| Work to do |
Would you output the whole listing below, exactly as it reads?

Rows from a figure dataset
####################

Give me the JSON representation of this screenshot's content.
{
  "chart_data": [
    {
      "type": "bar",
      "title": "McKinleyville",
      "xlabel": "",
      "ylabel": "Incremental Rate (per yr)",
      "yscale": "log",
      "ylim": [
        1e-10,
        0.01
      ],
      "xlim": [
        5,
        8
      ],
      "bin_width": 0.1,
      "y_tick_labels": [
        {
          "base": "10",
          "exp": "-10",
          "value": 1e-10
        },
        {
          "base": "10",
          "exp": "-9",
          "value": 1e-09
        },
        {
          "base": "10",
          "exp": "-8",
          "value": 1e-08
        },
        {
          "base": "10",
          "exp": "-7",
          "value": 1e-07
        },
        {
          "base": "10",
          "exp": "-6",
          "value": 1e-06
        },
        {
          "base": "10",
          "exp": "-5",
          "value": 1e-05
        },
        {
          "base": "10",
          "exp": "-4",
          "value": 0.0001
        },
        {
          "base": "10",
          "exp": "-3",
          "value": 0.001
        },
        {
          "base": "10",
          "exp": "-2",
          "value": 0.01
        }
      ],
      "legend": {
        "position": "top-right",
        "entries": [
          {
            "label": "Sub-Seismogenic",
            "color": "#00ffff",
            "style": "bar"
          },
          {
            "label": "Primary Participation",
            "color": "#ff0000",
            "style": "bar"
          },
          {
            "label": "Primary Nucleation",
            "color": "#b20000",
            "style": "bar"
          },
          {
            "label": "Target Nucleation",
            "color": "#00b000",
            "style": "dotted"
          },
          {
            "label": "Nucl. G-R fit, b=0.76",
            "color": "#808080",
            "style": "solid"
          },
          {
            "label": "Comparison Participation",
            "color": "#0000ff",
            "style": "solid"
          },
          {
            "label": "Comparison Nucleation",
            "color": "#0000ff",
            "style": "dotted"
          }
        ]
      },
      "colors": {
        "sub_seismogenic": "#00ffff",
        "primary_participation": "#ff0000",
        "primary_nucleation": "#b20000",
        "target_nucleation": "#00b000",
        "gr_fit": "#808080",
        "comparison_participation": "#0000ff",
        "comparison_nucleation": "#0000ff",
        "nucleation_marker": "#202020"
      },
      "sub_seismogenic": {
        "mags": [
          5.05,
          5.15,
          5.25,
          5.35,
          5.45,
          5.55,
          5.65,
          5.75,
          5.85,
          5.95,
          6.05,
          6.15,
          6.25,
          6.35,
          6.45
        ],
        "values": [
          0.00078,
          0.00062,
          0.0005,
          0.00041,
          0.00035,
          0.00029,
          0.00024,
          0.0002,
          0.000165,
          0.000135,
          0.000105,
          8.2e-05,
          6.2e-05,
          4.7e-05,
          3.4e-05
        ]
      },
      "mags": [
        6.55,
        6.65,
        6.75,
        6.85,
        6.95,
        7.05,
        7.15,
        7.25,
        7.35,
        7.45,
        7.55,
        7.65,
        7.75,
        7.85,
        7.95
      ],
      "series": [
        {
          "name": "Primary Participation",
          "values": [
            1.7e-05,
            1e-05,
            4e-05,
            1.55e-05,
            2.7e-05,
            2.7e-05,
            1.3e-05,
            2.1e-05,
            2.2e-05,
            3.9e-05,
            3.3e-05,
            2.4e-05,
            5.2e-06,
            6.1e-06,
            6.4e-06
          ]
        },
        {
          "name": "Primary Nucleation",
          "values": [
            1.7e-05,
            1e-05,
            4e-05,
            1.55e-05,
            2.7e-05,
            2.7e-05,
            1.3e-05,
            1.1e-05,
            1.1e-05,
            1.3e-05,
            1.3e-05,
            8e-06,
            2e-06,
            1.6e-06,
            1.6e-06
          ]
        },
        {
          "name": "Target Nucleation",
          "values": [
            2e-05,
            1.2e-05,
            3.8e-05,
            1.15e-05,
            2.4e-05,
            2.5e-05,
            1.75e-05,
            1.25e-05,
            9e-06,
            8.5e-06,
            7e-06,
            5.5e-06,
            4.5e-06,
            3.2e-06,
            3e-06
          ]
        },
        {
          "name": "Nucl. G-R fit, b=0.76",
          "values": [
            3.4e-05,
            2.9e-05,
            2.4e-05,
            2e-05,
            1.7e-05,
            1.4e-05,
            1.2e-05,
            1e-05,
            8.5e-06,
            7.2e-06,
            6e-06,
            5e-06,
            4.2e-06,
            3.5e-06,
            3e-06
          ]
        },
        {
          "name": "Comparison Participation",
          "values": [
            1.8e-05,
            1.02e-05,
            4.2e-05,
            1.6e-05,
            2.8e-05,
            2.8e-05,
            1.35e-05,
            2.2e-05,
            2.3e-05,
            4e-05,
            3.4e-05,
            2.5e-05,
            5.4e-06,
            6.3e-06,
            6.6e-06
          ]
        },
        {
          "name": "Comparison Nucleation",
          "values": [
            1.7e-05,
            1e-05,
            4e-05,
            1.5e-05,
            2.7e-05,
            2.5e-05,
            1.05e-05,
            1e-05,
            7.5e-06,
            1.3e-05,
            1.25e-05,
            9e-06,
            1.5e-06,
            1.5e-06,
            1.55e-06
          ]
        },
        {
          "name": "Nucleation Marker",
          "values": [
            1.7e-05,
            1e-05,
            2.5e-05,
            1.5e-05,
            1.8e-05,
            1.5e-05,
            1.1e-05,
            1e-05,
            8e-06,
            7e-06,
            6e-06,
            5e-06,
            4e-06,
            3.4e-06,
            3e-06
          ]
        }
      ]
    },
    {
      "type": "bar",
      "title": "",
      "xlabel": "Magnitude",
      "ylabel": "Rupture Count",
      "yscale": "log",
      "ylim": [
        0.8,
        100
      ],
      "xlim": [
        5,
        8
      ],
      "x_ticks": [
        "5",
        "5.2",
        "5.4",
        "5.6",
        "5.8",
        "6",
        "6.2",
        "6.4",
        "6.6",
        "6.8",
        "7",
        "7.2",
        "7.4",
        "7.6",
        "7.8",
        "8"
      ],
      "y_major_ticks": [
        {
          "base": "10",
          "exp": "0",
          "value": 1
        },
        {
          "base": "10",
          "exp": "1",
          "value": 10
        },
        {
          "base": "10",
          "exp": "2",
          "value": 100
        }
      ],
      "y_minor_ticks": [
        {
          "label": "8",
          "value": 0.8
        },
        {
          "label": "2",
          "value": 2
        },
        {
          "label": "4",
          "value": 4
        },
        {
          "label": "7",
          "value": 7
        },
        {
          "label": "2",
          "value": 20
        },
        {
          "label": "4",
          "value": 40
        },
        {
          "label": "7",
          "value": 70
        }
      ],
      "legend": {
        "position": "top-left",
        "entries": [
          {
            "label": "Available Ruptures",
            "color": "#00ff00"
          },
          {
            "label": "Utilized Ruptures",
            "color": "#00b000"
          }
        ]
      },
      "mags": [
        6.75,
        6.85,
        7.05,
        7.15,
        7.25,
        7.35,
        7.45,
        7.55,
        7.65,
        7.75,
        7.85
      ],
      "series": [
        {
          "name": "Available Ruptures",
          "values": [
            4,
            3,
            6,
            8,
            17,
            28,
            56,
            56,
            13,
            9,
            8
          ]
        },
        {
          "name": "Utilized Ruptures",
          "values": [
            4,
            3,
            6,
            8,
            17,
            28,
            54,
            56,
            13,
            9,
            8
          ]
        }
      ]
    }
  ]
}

####################

| Task output |
Give me the JSON representation of this screenshot's content.
{
  "chart_data": [
    {
      "type": "bar",
      "title": "McKinleyville",
      "xlabel": "",
      "ylabel": "Incremental Rate (per yr)",
      "yscale": "log",
      "ylim": [
        1e-10,
        0.01
      ],
      "xlim": [
        5,
        8
      ],
      "bin_width": 0.1,
      "y_tick_labels": [
        {
          "base": "10",
          "exp": "-10",
          "value": 1e-10
        },
        {
          "base": "10",
          "exp": "-9",
          "value": 1e-09
        },
        {
          "base": "10",
          "exp": "-8",
          "value": 1e-08
        },
        {
          "base": "10",
          "exp": "-7",
          "value": 1e-07
        },
        {
          "base": "10",
          "exp": "-6",
          "value": 1e-06
        },
        {
          "base": "10",
          "exp": "-5",
          "value": 1e-05
        },
        {
          "base": "10",
          "exp": "-4",
          "value": 0.0001
        },
        {
          "base": "10",
          "exp": "-3",
          "value": 0.001
        },
        {
          "base": "10",
          "exp": "-2",
          "value": 0.01
        }
      ],
      "legend": {
        "position": "top-right",
        "entries": [
          {
            "label": "Sub-Seismogenic",
            "color": "#00ffff",
            "style": "bar"
          },
          {
            "label": "Primary Participation",
            "color": "#ff0000",
            "style": "bar"
          },
          {
            "label": "Primary Nucleation",
            "color": "#b20000",
            "style": "bar"
          },
          {
            "label": "Target Nucleation",
            "color": "#00b000",
            "style": "dotted"
          },
          {
            "label": "Nucl. G-R fit, b=0.76",
            "color": "#808080",
            "style": "solid"
          },
          {
            "label": "Comparison Participation",
            "color": "#0000ff",
            "style": "solid"
          },
          {
            "label": "Comparison Nucleation",
            "color": "#0000ff",
            "style": "dotted"
          }
        ]
      },
      "colors": {
        "sub_seismogenic": "#00ffff",
        "primary_participation": "#ff0000",
        "primary_nucleation": "#b20000",
        "target_nucleation": "#00b000",
        "gr_fit": "#808080",
        "comparison_participation": "#0000ff",
        "comparison_nucleation": "#0000ff",
        "nucleation_marker": "#202020"
      },
      "sub_seismogenic": {
        "mags": [
          5.05,
          5.15,
          5.25,
          5.35,
          5.45,
          5.55,
          5.65,
          5.75,
          5.85,
          5.95,
          6.05,
          6.15,
          6.25,
          6.35,
          6.45
        ],
        "values": [
          0.00078,
          0.00062,
          0.0005,
          0.00041,
          0.00035,
          0.00029,
          0.00024,
          0.0002,
          0.000165,
          0.000135,
          0.000105,
          8.2e-05,
          6.2e-05,
          4.7e-05,
          3.4e-05
        ]
      },
      "mags": [
        6.55,
        6.65,
        6.75,
        6.85,
        6.95,
        7.05,
        7.15,
        7.25,
        7.35,
        7.45,
        7.55,
        7.65,
        7.75,
        7.85,
        7.95
      ],
      "series": [
        {
          "name": "Primary Participation",
          "values": [
            1.7e-05,
            1e-05,
            4e-05,
            1.55e-05,
            2.7e-05,
            2.7e-05,
            1.3e-05,
            2.1e-05,
            2.2e-05,
            3.9e-05,
            3.3e-05,
            2.4e-05,
            5.2e-06,
            6.1e-06,
            6.4e-06
          ]
        },
        {
          "name": "Primary Nucleation",
          "values": [
            1.7e-05,
            1e-05,
            4e-05,
            1.55e-05,
            2.7e-05,
            2.7e-05,
            1.3e-05,
            1.1e-05,
            1.1e-05,
            1.3e-05,
            1.3e-05,
            8e-06,
            2e-06,
            1.6e-06,
            1.6e-06
          ]
        },
        {
          "name": "Target Nucleation",
          "values": [
            2e-05,
            1.2e-05,
            3.8e-05,
            1.15e-05,
            2.4e-05,
            2.5e-05,
            1.75e-05,
            1.25e-05,
            9e-06,
            8.5e-06,
            7e-06,
            5.5e-06,
            4.5e-06,
            3.2e-06,
            3e-06
          ]
        },
        {
          "name": "Nucl. G-R fit, b=0.76",
          "values": [
            3.4e-05,
            2.9e-05,
            2.4e-05,
            2e-05,
            1.7e-05,
            1.4e-05,
            1.2e-05,
            1e-05,
            8.5e-06,
            7.2e-06,
            6e-06,
            5e-06,
            4.2e-06,
            3.5e-06,
            3e-06
          ]
        },
        {
          "name": "Comparison Participation",
          "values": [
            1.8e-05,
            1.02e-05,
            4.2e-05,
            1.6e-05,
            2.8e-05,
            2.8e-05,
            1.35e-05,
            2.2e-05,
            2.3e-05,
            4e-05,
            3.4e-05,
            2.5e-05,
            5.4e-06,
            6.3e-06,
            6.6e-06
          ]
        },
        {
          "name": "Comparison Nucleation",
          "values": [
            1.7e-05,
            1e-05,
            4e-05,
            1.5e-05,
            2.7e-05,
            2.5e-05,
            1.05e-05,
            1e-05,
            7.5e-06,
            1.3e-05,
            1.25e-05,
            9e-06,
            1.5e-06,
            1.5e-06,
            1.55e-06
          ]
        },
        {
          "name": "Nucleation Marker",
          "values": [
            1.7e-05,
            1e-05,
            2.5e-05,
            1.5e-05,
            1.8e-05,
            1.5e-05,
            1.1e-05,
            1e-05,
            8e-06,
            7e-06,
            6e-06,
            5e-06,
            4e-06,
            3.4e-06,
            3e-06
          ]
        }
      ]
    },
    {
      "type": "bar",
      "title": "",
      "xlabel": "Magnitude",
      "ylabel": "Rupture Count",
      "yscale": "log",
      "ylim": [
        0.8,
        100
      ],
      "xlim": [
        5,
        8
      ],
      "x_ticks": [
        "5",
        "5.2",
        "5.4",
        "5.6",
        "5.8",
        "6",
        "6.2",
        "6.4",
        "6.6",
        "6.8",
        "7",
        "7.2",
        "7.4",
        "7.6",
        "7.8",
        "8"
      ],
      "y_major_ticks": [
        {
          "base": "10",
          "exp": "0",
          "value": 1
        },
        {
          "base": "10",
          "exp": "1",
          "value": 10
        },
        {
          "base": "10",
          "exp": "2",
          "value": 100
        }
      ],
      "y_minor_ticks": [
        {
          "label": "8",
          "value": 0.8
        },
        {
          "label": "2",
          "value": 2
        },
        {
          "label": "4",
          "value": 4
        },
        {
          "label": "7",
          "value": 7
        },
        {
          "label": "2",
          "value": 20
        },
        {
          "label": "4",
          "value": 40
        },
        {
          "label": "7",
          "value": 70
        }
      ],
      "legend": {
        "position": "top-left",
        "entries": [
          {
            "label": "Available Ruptures",
            "color": "#00ff00"
          },
          {
            "label": "Utilized Ruptures",
            "color": "#00b000"
          }
        ]
      },
      "mags": [
        6.75,
        6.85,
        7.05,
        7.15,
        7.25,
        7.35,
        7.45,
        7.55,
        7.65,
        7.75,
        7.85
      ],
      "series": [
        {
          "name": "Available Ruptures",
          "values": [
            4,
            3,
            6,
            8,
            17,
            28,
            56,
            56,
            13,
            9,
            8
          ]
        },
        {
          "name": "Utilized Ruptures",
          "values": [
            4,
            3,
            6,
            8,
            17,
            28,
            54,
            56,
            13,
            9,
            8
          ]
        }
      ]
    }
  ]
}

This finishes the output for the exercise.